=== The data ===
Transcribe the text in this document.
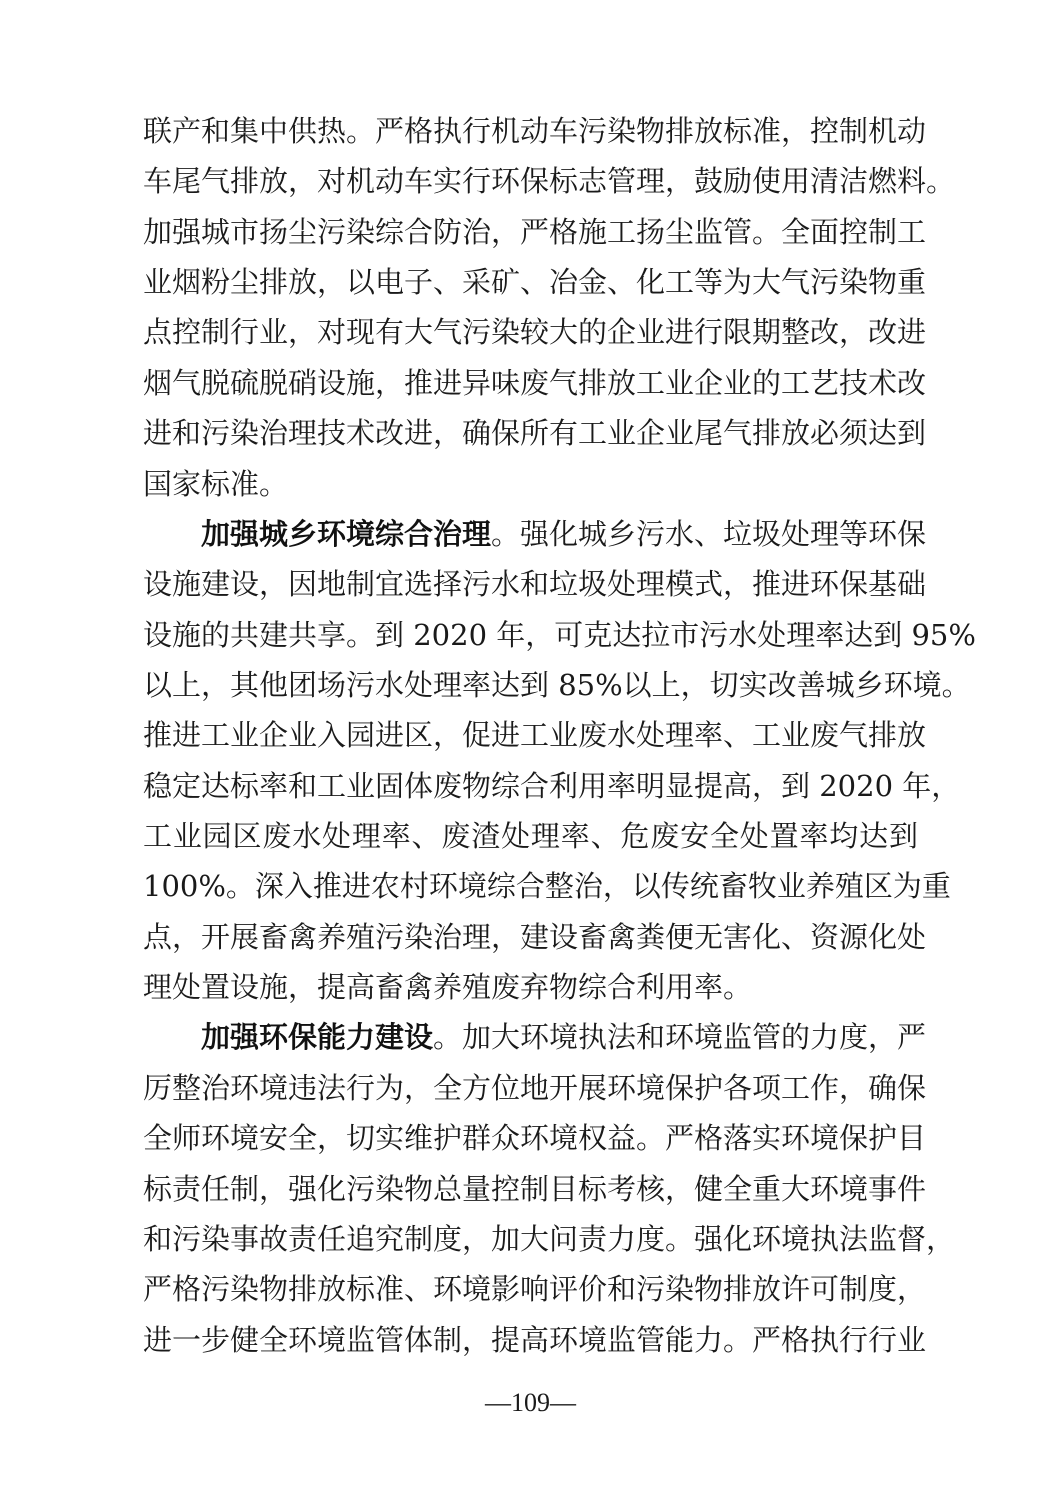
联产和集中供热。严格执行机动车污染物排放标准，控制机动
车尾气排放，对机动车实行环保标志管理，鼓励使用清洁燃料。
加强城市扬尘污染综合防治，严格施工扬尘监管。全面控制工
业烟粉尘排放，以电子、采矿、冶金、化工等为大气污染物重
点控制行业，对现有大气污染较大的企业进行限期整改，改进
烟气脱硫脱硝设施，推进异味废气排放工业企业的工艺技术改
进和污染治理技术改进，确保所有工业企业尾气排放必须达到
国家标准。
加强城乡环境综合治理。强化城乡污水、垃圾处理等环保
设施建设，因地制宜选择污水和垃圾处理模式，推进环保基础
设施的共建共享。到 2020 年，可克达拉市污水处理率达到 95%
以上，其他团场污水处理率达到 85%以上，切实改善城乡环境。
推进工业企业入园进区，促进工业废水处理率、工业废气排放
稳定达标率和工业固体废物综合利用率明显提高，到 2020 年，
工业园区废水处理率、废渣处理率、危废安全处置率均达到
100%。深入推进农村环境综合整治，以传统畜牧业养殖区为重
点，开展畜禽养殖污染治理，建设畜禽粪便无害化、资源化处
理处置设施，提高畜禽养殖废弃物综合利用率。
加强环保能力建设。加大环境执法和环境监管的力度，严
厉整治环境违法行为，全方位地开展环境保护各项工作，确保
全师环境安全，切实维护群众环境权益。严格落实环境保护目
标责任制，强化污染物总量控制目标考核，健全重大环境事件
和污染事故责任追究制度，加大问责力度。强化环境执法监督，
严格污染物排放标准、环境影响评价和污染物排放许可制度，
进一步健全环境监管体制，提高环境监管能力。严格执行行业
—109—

=== Exercise directions ===
Leaving aside the images, write out the entries above word for word.

=== Output of the exercise ===
Transcribe the text in this document.
联产和集中供热。严格执行机动车污染物排放标准，控制机动
车尾气排放，对机动车实行环保标志管理，鼓励使用清洁燃料。
加强城市扬尘污染综合防治，严格施工扬尘监管。全面控制工
业烟粉尘排放，以电子、采矿、冶金、化工等为大气污染物重
点控制行业，对现有大气污染较大的企业进行限期整改，改进
烟气脱硫脱硝设施，推进异味废气排放工业企业的工艺技术改
进和污染治理技术改进，确保所有工业企业尾气排放必须达到
国家标准。
加强城乡环境综合治理。强化城乡污水、垃圾处理等环保
设施建设，因地制宜选择污水和垃圾处理模式，推进环保基础
设施的共建共享。到 2020 年，可克达拉市污水处理率达到 95%
以上，其他团场污水处理率达到 85%以上，切实改善城乡环境。
推进工业企业入园进区，促进工业废水处理率、工业废气排放
稳定达标率和工业固体废物综合利用率明显提高，到 2020 年，
工业园区废水处理率、废渣处理率、危废安全处置率均达到
100%。深入推进农村环境综合整治，以传统畜牧业养殖区为重
点，开展畜禽养殖污染治理，建设畜禽粪便无害化、资源化处
理处置设施，提高畜禽养殖废弃物综合利用率。
加强环保能力建设。加大环境执法和环境监管的力度，严
厉整治环境违法行为，全方位地开展环境保护各项工作，确保
全师环境安全，切实维护群众环境权益。严格落实环境保护目
标责任制，强化污染物总量控制目标考核，健全重大环境事件
和污染事故责任追究制度，加大问责力度。强化环境执法监督，
严格污染物排放标准、环境影响评价和污染物排放许可制度，
进一步健全环境监管体制，提高环境监管能力。严格执行行业
—109—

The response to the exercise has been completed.